Short problem: Select every line holding the word "item" and copy it.

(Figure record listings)
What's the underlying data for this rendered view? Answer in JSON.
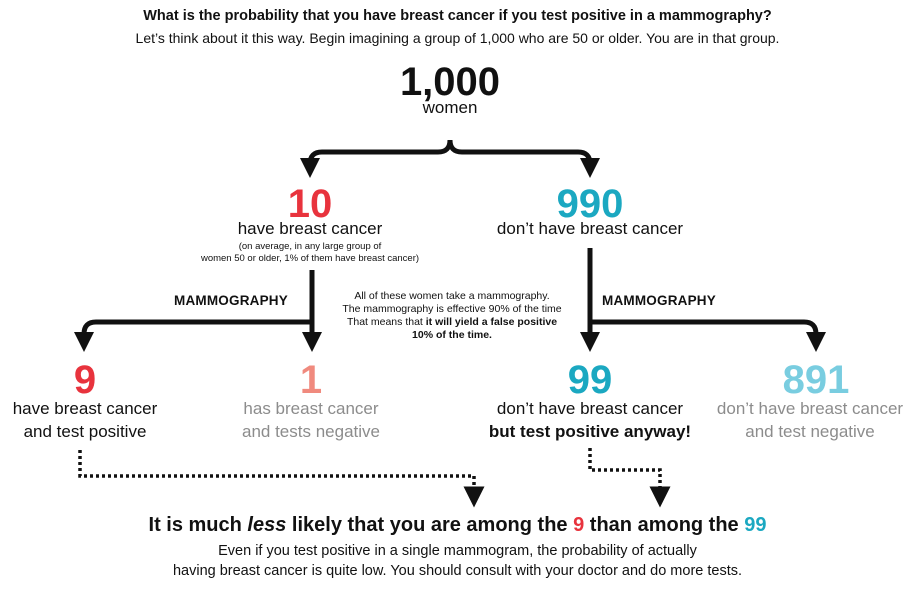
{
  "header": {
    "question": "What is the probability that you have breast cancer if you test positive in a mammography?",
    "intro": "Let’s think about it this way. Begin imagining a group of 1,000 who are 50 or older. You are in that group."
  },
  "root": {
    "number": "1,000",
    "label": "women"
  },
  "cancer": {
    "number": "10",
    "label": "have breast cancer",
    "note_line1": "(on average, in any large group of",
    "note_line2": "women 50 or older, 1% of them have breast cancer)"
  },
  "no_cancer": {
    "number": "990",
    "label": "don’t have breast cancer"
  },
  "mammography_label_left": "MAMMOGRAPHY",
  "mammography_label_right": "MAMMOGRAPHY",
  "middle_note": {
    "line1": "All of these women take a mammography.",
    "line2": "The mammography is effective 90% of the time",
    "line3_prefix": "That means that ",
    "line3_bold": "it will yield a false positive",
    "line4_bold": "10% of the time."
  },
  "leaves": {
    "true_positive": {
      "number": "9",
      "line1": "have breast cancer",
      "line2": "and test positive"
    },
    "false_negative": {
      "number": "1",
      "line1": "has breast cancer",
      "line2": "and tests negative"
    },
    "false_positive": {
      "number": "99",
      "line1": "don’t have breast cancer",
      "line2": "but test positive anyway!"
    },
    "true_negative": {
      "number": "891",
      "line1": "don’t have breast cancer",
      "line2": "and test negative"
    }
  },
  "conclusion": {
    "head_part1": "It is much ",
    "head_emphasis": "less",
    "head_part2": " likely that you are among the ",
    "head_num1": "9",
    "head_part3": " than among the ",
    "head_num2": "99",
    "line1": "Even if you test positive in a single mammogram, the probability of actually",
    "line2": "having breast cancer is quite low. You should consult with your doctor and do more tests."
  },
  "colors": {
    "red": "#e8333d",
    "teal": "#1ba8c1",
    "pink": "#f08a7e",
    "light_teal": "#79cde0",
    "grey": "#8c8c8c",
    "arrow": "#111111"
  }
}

...

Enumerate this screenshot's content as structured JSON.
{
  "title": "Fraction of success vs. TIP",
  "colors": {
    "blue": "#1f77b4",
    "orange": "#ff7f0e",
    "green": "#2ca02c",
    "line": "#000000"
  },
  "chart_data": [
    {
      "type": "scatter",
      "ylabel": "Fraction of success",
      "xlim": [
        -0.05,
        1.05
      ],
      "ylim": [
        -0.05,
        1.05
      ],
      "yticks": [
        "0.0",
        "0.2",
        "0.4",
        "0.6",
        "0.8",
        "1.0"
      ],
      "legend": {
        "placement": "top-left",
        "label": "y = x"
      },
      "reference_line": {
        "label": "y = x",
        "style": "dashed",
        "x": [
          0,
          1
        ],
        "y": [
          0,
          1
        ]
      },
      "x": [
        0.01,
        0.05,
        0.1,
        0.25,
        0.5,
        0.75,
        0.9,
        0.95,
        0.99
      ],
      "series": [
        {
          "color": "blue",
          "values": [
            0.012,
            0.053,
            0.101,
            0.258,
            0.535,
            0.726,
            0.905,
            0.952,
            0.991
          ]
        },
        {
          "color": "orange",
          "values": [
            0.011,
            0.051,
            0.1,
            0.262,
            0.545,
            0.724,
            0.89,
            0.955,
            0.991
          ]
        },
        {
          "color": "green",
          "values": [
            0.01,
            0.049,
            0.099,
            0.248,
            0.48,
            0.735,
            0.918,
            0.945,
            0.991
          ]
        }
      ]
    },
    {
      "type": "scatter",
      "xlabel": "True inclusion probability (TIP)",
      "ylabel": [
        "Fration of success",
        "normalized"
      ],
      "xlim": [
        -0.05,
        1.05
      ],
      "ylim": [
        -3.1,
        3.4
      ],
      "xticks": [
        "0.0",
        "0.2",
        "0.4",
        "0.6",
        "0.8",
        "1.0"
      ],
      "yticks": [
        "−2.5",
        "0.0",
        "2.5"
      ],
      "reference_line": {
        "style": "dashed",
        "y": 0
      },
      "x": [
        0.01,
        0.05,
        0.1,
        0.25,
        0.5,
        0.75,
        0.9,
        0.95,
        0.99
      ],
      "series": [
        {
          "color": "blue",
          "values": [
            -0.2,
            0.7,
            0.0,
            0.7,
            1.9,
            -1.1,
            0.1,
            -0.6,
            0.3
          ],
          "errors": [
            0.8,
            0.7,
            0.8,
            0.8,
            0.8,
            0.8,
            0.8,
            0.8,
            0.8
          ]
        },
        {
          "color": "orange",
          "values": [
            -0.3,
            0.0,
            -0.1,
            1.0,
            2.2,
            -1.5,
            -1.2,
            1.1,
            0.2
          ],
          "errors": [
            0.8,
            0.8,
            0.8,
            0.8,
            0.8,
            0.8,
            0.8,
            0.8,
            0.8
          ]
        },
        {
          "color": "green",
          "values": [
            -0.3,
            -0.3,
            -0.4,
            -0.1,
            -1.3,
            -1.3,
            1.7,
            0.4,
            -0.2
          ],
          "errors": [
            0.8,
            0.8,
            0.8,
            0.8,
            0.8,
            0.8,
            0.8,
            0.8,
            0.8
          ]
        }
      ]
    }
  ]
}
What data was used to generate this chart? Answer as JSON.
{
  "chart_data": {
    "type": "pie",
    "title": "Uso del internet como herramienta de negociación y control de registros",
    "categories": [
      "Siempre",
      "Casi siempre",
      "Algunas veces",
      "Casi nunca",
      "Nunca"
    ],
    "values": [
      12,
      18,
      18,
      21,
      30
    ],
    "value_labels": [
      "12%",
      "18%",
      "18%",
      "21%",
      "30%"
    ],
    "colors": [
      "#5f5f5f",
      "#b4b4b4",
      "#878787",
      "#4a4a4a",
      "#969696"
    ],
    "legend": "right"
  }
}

==

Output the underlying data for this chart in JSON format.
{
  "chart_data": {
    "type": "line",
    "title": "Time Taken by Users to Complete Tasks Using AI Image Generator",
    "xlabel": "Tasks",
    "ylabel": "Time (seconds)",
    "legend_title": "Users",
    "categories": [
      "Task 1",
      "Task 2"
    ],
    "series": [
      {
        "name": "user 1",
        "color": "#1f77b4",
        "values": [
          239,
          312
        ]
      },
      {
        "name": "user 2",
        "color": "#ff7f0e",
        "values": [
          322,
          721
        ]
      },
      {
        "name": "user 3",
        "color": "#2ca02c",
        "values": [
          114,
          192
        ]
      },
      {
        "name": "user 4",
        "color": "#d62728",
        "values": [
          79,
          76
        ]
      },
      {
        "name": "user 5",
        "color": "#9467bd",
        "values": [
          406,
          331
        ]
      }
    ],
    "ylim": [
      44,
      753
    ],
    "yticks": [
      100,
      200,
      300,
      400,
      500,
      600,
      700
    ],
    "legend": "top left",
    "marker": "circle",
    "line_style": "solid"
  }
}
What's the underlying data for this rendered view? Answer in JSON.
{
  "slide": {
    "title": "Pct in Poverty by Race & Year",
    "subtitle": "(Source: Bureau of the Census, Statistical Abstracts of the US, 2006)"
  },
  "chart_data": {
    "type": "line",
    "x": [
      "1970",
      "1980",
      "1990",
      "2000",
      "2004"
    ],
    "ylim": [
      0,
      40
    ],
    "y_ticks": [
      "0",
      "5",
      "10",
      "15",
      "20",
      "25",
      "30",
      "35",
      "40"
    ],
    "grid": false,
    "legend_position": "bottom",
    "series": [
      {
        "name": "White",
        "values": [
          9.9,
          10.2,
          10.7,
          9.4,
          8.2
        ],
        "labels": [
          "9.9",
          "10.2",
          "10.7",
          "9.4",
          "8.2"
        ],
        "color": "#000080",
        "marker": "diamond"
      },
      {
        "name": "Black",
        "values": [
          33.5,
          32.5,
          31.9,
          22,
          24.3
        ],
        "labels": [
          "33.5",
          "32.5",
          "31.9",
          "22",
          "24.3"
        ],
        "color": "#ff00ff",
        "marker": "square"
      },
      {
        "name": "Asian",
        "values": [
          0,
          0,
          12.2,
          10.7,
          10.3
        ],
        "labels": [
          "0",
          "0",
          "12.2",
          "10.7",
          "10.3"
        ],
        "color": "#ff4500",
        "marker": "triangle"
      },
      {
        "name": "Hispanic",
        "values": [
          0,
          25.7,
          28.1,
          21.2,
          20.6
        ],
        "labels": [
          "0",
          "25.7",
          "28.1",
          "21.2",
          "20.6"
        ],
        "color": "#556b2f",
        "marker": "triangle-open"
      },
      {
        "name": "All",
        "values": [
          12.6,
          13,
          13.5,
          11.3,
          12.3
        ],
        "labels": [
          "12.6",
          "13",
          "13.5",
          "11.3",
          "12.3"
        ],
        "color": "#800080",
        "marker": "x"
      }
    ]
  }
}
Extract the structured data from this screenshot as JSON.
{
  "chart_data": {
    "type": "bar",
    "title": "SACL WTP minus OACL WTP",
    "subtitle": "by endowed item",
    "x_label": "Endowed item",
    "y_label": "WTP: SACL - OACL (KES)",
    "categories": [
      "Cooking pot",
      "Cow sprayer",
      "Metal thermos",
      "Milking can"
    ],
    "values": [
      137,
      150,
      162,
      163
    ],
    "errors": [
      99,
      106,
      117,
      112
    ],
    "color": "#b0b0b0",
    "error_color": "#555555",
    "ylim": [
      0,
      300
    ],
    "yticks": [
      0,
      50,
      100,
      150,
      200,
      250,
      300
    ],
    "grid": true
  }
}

Full response:
    "subtitle": "by endowed item",
    "x_label": "Endowed item",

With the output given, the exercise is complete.